§ **Challenge**
Return the lines below that carry the word "Macdonald".

(Collected data entries)
* * *

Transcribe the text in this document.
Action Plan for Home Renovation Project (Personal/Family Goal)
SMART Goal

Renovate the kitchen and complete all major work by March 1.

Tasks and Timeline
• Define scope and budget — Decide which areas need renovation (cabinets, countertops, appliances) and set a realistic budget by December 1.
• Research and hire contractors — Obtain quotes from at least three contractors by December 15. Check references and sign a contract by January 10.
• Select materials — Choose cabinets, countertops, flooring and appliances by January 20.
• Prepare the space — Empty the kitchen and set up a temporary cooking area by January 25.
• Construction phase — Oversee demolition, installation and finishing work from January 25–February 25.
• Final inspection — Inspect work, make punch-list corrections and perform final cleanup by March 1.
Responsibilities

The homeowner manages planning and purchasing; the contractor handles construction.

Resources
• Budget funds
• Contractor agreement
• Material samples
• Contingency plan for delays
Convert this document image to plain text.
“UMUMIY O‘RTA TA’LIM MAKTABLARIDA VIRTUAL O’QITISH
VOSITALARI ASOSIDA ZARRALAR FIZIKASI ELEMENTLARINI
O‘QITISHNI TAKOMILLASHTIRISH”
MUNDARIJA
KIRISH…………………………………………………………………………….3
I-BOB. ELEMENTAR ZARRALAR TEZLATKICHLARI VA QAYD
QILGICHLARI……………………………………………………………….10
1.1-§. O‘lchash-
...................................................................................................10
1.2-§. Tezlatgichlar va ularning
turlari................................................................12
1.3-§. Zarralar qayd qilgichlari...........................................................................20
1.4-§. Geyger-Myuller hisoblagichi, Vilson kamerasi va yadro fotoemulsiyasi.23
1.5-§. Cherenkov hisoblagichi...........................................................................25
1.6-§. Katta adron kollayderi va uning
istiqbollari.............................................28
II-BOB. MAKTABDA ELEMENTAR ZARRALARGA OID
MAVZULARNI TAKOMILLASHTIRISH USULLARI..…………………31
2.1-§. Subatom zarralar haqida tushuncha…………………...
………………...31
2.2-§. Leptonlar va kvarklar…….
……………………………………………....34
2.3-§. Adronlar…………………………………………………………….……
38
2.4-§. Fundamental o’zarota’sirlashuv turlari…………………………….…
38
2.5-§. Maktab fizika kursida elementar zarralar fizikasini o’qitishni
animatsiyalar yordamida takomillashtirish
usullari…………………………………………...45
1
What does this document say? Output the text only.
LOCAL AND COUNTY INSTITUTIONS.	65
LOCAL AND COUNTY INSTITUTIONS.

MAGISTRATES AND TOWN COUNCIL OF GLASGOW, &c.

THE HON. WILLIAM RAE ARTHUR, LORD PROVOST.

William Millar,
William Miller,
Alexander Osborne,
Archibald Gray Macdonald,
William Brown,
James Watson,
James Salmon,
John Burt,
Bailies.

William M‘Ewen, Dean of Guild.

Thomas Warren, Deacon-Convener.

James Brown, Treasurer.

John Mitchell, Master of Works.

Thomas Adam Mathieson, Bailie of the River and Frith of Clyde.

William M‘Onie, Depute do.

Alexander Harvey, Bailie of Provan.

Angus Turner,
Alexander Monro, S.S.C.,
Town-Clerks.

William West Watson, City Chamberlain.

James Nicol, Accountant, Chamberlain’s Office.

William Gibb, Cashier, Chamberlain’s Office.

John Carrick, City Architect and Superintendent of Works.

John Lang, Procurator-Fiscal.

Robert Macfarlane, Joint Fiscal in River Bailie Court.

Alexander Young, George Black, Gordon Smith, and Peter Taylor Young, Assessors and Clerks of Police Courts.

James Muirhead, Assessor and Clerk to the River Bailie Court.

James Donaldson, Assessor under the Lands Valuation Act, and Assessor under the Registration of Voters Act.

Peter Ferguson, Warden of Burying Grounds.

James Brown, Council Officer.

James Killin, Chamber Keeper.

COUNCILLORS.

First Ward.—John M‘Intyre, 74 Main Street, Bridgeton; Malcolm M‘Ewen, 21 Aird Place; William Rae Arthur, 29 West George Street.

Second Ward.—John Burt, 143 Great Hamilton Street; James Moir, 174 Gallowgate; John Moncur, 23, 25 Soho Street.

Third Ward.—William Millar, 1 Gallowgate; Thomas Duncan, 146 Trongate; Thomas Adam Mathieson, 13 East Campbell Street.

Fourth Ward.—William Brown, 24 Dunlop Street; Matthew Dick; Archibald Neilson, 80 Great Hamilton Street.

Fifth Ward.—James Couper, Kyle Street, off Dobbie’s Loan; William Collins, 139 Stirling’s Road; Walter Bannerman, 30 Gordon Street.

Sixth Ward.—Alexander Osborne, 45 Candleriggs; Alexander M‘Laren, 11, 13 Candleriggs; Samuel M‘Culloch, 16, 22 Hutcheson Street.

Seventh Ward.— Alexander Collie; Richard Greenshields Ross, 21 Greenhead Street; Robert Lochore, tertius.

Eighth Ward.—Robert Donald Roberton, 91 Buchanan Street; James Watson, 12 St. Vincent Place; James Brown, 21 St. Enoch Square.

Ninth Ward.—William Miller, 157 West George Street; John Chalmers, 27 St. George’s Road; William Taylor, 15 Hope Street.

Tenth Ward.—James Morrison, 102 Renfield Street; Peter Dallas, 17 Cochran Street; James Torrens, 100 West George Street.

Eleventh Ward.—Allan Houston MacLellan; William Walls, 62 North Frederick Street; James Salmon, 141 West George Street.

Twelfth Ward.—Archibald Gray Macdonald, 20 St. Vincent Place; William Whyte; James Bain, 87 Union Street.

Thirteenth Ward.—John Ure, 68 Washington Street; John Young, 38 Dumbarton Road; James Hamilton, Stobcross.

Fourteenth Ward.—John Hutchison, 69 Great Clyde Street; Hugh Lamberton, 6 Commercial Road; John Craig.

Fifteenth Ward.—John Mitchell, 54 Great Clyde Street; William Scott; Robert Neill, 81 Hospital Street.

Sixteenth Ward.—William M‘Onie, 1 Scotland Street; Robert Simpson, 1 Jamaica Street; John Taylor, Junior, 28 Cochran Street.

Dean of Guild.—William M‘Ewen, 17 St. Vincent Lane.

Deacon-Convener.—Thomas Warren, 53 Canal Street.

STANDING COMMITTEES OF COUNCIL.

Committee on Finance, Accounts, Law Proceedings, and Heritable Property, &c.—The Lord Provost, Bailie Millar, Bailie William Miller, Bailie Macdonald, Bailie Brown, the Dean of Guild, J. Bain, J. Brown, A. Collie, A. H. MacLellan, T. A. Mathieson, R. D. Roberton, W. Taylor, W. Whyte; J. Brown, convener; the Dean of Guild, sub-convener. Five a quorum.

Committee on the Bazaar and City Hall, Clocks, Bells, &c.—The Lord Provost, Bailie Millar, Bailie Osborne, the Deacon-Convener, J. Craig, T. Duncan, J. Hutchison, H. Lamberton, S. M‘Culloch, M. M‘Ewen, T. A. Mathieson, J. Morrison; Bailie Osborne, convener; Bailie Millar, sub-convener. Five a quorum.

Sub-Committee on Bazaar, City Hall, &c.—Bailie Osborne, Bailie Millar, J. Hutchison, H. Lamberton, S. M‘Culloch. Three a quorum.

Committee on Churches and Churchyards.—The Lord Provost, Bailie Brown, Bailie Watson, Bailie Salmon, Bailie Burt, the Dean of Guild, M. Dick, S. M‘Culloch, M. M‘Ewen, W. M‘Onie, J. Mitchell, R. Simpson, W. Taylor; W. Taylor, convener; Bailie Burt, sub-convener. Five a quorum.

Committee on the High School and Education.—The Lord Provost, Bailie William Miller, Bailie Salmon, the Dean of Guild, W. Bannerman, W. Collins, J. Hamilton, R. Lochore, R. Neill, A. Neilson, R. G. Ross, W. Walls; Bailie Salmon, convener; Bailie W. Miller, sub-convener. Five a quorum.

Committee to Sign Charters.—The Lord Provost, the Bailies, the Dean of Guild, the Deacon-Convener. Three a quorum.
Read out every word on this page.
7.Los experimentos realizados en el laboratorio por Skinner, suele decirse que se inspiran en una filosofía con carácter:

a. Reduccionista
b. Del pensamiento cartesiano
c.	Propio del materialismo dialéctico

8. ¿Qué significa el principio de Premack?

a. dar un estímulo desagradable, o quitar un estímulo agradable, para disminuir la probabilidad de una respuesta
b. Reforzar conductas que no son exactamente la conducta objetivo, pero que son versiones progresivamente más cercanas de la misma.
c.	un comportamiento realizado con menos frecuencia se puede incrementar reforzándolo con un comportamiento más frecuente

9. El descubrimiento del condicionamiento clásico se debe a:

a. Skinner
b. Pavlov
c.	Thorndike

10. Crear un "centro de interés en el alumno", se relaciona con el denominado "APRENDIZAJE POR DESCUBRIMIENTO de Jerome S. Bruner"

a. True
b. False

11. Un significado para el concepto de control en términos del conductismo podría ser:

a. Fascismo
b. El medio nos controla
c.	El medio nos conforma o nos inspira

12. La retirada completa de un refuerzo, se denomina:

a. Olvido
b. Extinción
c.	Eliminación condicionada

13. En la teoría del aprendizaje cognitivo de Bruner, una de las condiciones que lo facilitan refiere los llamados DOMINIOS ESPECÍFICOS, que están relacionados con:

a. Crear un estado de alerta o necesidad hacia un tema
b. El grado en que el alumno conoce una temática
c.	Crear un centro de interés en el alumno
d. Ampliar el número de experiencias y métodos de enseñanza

* * *

§ **Task answer**
Archibald Gray Macdonald,
Twelfth Ward.—Archibald Gray Macdonald, 20 St. Vincent Place; William Whyte; James Bain, 87 Union Street.
Committee on Finance, Accounts, Law Proceedings, and Heritable Property, &c.—The Lord Provost, Bailie Millar, Bailie William Miller, Bailie Macdonald, Bailie Brown, the Dean of Guild, J. Bain, J. Brown, A. Collie, A. H. MacLellan, T. A. Mathieson, R. D. Roberton, W. Taylor, W. Whyte; J. Brown, convener; the Dean of Guild, sub-convener. Five a quorum.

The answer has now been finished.